● PROBLEM TO WORK ON
Provide an exact copy of the data, excluding the images.

[Data excerpts]
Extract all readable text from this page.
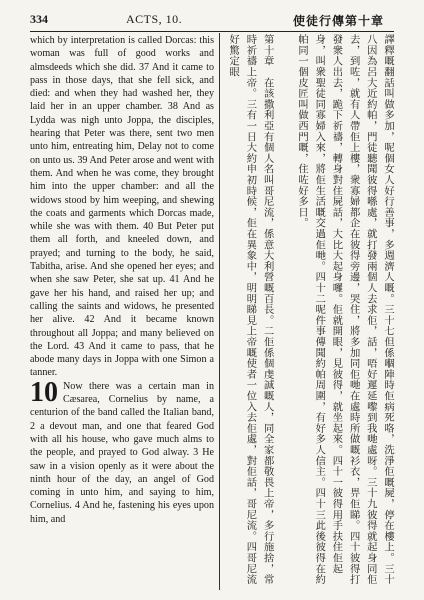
334	ACTS, 10.	使徒行傳第十章

which by interpretation is called Dorcas: this woman was full of good works and almsdeeds which she did. 37 And it came to pass in those days, that she fell sick, and died: and when they had washed her, they laid her in an upper chamber. 38 And as Lydda was nigh unto Joppa, the disciples, hearing that Peter was there, sent two men unto him, entreating him, Delay not to come on unto us. 39 And Peter arose and went with them. And when he was come, they brought him into the upper chamber: and all the widows stood by him weeping, and shewing the coats and garments which Dorcas made, while she was with them. 40 But Peter put them all forth, and kneeled down, and prayed; and turning to the body, he said, Tabitha, arise. And she opened her eyes; and when she saw Peter, she sat up. 41 And he gave her his hand, and raised her up; and calling the saints and widows, he presented her alive. 42 And it became known throughout all Joppa; and many believed on the Lord. 43 And it came to pass, that he abode many days in Joppa with one Simon a tanner.

10 Now there was a certain man in Cæsarea, Cornelius by name, a centurion of the band called the Italian band, 2 a devout man, and one that feared God with all his house, who gave much alms to the people, and prayed to God alway. 3 He saw in a vision openly as it were about the ninth hour of the day, an angel of God coming in unto him, and saying to him, Cornelius. 4 And he, fastening his eyes upon him, and	譯釋嘅翻話叫做多加，呢個女人好行善事，多週濟人嘅。三十七但係嗰陣時佢病死咯，洗淨佢嘅屍，停在樓上。三十八因為呂大近約帕，門徒聽聞彼得喺處，就打發兩個人去求佢，話，唔好遲延嚟到我哋處呀。三十九彼得就起身同佢去，到咗，就有人帶佢上樓，衆寡婦都企在彼得旁邊，哭住，將多加同佢哋在處時所做嘅衫衣，畀佢睇。四十彼得打發衆人出去，跪下祈禱，轉身對住屍話，大比大起身囉。佢就開眼，見彼得，就坐起來。四十一彼得用手扶住佢起身，叫衆聖徒同寡婦入來，將佢生活嘅交過佢哋。四十二呢件事傳聞約帕周圍，有好多人信主。四十三此後彼得在約帕同一個皮匠叫做西門嘅，住咗好多日。

第十章　在該撒利亞有個人名叫哥尼流，係意大利營嘅百長。二佢係個虔誠嘅人，同全家都敬畏上帝，多行施捨，常時祈禱上帝。三有一日大約申初時候，佢在異象中，明明睇見上帝嘅使者一位入去佢處，對佢話，哥尼流。四哥尼流好驚定眼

● WRITTEN RESPONSE
Extract all readable text from this page.
334	ACTS, 10.	使徒行傳第十章

which by interpretation is called Dorcas: this woman was full of good works and almsdeeds which she did. 37 And it came to pass in those days, that she fell sick, and died: and when they had washed her, they laid her in an upper chamber. 38 And as Lydda was nigh unto Joppa, the disciples, hearing that Peter was there, sent two men unto him, entreating him, Delay not to come on unto us. 39 And Peter arose and went with them. And when he was come, they brought him into the upper chamber: and all the widows stood by him weeping, and shewing the coats and garments which Dorcas made, while she was with them. 40 But Peter put them all forth, and kneeled down, and prayed; and turning to the body, he said, Tabitha, arise. And she opened her eyes; and when she saw Peter, she sat up. 41 And he gave her his hand, and raised her up; and calling the saints and widows, he presented her alive. 42 And it became known throughout all Joppa; and many believed on the Lord. 43 And it came to pass, that he abode many days in Joppa with one Simon a tanner.

10 Now there was a certain man in Cæsarea, Cornelius by name, a centurion of the band called the Italian band, 2 a devout man, and one that feared God with all his house, who gave much alms to the people, and prayed to God alway. 3 He saw in a vision openly as it were about the ninth hour of the day, an angel of God coming in unto him, and saying to him, Cornelius. 4 And he, fastening his eyes upon him, and	譯釋嘅翻話叫做多加，呢個女人好行善事，多週濟人嘅。三十七但係嗰陣時佢病死咯，洗淨佢嘅屍，停在樓上。三十八因為呂大近約帕，門徒聽聞彼得喺處，就打發兩個人去求佢，話，唔好遲延嚟到我哋處呀。三十九彼得就起身同佢去，到咗，就有人帶佢上樓，衆寡婦都企在彼得旁邊，哭住，將多加同佢哋在處時所做嘅衫衣，畀佢睇。四十彼得打發衆人出去，跪下祈禱，轉身對住屍話，大比大起身囉。佢就開眼，見彼得，就坐起來。四十一彼得用手扶住佢起身，叫衆聖徒同寡婦入來，將佢生活嘅交過佢哋。四十二呢件事傳聞約帕周圍，有好多人信主。四十三此後彼得在約帕同一個皮匠叫做西門嘅，住咗好多日。

第十章　在該撒利亞有個人名叫哥尼流，係意大利營嘅百長。二佢係個虔誠嘅人，同全家都敬畏上帝，多行施捨，常時祈禱上帝。三有一日大約申初時候，佢在異象中，明明睇見上帝嘅使者一位入去佢處，對佢話，哥尼流。四哥尼流好驚定眼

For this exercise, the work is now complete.